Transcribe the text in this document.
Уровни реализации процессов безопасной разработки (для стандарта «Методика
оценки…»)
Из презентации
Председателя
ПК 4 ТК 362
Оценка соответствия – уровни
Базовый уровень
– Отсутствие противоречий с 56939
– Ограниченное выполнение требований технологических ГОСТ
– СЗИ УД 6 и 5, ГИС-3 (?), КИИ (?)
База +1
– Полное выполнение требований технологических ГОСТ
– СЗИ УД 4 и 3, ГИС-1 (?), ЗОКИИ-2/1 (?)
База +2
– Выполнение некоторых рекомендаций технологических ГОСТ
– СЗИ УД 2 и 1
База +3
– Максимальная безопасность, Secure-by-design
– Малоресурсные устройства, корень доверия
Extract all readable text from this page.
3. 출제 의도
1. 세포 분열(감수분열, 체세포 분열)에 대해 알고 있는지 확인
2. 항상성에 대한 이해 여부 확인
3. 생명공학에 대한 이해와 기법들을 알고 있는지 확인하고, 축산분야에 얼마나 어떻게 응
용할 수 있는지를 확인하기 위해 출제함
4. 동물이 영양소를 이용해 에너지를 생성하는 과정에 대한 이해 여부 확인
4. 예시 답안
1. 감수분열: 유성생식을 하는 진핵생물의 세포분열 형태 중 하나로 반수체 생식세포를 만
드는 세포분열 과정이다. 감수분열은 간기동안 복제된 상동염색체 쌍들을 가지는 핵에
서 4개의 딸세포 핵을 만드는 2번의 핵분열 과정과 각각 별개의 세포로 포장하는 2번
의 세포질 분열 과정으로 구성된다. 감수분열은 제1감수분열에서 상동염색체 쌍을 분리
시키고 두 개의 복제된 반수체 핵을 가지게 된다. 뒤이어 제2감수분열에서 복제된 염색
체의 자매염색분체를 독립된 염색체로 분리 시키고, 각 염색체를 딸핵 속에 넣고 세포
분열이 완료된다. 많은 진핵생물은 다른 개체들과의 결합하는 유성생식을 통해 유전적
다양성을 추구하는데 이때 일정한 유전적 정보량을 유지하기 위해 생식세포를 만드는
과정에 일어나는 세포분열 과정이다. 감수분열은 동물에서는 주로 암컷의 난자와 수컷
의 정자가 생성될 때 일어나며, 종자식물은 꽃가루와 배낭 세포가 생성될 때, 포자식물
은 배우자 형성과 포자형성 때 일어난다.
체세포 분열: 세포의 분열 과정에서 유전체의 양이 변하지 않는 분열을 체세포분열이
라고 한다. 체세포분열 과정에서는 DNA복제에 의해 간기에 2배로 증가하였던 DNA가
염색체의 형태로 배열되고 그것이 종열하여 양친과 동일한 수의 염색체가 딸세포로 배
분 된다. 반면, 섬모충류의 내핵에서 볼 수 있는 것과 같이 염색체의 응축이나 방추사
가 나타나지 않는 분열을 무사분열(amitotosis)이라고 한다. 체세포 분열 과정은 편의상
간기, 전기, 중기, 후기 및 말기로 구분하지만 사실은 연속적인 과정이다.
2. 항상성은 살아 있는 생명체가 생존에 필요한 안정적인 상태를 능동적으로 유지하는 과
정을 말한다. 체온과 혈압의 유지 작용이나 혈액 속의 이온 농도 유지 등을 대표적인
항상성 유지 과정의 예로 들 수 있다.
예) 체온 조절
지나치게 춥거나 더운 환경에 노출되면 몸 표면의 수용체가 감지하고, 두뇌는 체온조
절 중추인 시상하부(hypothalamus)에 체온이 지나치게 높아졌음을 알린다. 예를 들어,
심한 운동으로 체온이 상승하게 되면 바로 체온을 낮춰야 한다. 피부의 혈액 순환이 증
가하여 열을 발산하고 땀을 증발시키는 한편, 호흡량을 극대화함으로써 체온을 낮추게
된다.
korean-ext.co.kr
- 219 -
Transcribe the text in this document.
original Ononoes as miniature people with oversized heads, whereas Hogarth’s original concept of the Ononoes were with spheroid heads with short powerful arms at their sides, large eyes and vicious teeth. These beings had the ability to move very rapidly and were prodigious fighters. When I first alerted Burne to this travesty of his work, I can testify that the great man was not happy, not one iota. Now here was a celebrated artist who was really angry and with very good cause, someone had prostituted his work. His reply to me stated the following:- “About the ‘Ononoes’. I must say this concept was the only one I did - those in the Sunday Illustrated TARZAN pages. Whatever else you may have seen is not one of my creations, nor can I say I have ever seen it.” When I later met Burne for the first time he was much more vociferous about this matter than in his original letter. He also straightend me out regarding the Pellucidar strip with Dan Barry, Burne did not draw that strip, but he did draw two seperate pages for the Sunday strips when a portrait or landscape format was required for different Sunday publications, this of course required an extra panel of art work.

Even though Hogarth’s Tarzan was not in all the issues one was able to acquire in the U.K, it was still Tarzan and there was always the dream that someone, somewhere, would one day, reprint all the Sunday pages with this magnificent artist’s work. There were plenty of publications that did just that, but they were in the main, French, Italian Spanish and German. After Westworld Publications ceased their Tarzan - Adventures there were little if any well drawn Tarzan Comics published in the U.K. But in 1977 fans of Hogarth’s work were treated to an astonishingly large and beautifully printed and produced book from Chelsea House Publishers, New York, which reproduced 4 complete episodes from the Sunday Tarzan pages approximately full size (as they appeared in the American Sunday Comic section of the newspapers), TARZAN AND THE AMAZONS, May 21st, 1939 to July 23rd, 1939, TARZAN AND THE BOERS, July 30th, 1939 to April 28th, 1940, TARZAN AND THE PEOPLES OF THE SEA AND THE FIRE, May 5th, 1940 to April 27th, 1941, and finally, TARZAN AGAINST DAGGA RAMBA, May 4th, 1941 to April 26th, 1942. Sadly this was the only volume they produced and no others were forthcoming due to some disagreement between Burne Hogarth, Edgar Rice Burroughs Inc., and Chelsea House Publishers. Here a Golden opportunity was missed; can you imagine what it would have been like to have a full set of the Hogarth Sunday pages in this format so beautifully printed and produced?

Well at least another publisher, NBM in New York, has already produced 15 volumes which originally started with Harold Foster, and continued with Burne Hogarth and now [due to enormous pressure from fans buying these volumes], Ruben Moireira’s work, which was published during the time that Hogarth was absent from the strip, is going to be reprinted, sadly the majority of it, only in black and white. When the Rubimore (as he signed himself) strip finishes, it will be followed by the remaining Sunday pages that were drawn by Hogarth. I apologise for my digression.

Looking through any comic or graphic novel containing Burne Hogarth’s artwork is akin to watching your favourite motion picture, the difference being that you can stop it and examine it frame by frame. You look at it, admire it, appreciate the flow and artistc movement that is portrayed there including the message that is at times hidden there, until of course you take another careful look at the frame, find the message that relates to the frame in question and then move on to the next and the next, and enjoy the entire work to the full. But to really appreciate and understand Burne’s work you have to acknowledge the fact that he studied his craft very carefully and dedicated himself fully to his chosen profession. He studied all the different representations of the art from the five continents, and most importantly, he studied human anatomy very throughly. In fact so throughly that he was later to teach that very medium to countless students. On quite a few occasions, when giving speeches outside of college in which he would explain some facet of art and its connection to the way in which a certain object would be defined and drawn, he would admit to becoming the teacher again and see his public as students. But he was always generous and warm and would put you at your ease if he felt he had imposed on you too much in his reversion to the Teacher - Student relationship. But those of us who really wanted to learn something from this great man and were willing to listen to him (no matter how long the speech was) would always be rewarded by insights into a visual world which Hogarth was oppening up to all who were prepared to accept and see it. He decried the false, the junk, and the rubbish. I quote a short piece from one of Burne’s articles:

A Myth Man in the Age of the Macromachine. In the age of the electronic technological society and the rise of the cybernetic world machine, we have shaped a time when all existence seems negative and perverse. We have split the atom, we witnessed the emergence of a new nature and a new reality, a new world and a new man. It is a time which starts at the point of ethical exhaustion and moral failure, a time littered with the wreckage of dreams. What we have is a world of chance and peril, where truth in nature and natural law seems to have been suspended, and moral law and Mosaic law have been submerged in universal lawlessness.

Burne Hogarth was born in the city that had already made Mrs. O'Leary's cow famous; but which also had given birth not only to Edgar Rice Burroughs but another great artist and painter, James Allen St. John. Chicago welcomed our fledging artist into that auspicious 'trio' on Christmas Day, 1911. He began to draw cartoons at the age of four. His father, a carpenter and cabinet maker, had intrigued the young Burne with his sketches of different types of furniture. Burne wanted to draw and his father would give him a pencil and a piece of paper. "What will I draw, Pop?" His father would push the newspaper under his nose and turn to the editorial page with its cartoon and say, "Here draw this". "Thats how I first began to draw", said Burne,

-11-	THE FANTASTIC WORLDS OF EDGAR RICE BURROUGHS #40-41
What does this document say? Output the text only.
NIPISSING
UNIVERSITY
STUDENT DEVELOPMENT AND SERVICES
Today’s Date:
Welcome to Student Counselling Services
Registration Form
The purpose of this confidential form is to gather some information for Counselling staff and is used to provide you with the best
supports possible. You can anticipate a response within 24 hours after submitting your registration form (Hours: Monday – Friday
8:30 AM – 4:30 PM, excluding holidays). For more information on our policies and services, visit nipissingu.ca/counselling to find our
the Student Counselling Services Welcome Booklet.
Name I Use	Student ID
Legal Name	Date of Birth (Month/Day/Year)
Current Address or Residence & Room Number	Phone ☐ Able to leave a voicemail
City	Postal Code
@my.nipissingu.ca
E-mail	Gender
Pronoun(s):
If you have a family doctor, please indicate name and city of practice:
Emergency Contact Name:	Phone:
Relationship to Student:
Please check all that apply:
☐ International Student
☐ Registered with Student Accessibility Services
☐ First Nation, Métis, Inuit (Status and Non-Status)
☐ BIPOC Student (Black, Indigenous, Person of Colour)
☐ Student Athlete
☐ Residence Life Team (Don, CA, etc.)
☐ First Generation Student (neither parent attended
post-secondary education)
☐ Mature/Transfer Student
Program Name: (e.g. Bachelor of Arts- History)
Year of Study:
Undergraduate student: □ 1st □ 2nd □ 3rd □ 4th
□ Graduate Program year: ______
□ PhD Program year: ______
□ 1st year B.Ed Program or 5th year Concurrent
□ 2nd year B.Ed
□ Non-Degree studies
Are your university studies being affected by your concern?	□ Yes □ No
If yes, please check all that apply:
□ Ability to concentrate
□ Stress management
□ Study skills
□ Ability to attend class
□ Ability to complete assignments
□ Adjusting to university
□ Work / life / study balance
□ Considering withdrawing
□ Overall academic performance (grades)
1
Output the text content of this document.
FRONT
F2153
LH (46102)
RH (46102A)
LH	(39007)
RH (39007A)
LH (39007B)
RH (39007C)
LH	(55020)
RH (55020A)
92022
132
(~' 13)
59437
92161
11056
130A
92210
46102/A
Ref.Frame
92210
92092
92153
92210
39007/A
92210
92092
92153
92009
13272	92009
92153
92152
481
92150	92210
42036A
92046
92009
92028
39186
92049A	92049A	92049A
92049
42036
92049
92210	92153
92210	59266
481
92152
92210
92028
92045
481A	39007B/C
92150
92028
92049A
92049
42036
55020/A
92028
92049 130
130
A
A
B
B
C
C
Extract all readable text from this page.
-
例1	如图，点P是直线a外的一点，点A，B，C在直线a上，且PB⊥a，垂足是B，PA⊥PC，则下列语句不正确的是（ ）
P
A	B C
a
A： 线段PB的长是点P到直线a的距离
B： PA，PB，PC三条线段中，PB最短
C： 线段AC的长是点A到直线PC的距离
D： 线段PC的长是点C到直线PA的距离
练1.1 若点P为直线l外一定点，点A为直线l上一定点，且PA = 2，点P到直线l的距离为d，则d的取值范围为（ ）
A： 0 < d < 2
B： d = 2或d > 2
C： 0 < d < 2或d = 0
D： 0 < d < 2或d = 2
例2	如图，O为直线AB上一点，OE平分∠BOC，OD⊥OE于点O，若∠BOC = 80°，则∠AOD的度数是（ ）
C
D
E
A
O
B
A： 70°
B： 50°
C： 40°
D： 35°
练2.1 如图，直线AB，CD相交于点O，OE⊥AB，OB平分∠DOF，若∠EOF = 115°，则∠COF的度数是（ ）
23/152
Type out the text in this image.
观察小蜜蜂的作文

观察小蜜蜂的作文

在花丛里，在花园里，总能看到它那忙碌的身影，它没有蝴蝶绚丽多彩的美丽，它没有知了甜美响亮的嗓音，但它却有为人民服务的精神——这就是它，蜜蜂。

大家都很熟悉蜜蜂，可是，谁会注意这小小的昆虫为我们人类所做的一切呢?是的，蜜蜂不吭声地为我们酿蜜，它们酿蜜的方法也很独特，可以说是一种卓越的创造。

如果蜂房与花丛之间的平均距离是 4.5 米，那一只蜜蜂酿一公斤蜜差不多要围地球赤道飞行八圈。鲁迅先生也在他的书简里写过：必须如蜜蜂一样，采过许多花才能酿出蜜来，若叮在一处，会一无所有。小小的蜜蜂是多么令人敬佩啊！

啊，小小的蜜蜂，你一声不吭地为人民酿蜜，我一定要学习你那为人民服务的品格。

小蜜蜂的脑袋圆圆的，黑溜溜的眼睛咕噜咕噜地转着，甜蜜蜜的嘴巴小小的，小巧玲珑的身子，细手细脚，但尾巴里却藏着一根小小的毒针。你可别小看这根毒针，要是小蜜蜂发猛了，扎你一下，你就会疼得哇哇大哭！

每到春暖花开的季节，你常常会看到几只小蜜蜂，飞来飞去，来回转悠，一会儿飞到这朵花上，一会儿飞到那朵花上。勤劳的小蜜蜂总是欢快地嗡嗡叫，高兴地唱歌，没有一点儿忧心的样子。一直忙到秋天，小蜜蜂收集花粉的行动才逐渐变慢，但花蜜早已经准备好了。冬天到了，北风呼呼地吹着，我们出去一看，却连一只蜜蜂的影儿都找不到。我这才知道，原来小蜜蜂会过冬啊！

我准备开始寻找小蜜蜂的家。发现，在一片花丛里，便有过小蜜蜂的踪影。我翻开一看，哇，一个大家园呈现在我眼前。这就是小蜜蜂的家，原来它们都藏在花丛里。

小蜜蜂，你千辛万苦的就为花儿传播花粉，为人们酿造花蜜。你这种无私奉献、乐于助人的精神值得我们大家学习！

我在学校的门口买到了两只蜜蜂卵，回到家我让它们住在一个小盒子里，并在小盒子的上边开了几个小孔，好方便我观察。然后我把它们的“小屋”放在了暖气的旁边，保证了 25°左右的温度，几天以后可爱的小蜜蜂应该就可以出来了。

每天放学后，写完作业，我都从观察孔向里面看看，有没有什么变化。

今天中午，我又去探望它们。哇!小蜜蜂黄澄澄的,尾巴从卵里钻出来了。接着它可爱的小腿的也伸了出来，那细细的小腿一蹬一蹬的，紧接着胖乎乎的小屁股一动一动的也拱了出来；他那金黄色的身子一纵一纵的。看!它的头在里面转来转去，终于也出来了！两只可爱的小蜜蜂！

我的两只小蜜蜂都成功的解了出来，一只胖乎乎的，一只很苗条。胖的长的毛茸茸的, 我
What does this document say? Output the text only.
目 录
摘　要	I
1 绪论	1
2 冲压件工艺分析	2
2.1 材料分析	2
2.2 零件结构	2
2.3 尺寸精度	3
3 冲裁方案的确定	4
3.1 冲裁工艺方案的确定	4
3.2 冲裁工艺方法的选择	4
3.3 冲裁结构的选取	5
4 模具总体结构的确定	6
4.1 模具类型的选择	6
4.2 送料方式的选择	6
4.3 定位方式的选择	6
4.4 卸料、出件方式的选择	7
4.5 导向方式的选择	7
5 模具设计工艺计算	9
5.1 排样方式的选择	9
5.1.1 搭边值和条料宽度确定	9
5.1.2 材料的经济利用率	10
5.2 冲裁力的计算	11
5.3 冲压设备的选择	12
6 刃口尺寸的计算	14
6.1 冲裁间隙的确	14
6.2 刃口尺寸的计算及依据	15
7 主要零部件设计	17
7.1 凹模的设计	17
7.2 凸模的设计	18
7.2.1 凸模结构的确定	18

-- -- --

→ **What is asked**: Say how many lines have the string "감수분열은" in them, offering no words beyond the number.

→ **Written reply**: 3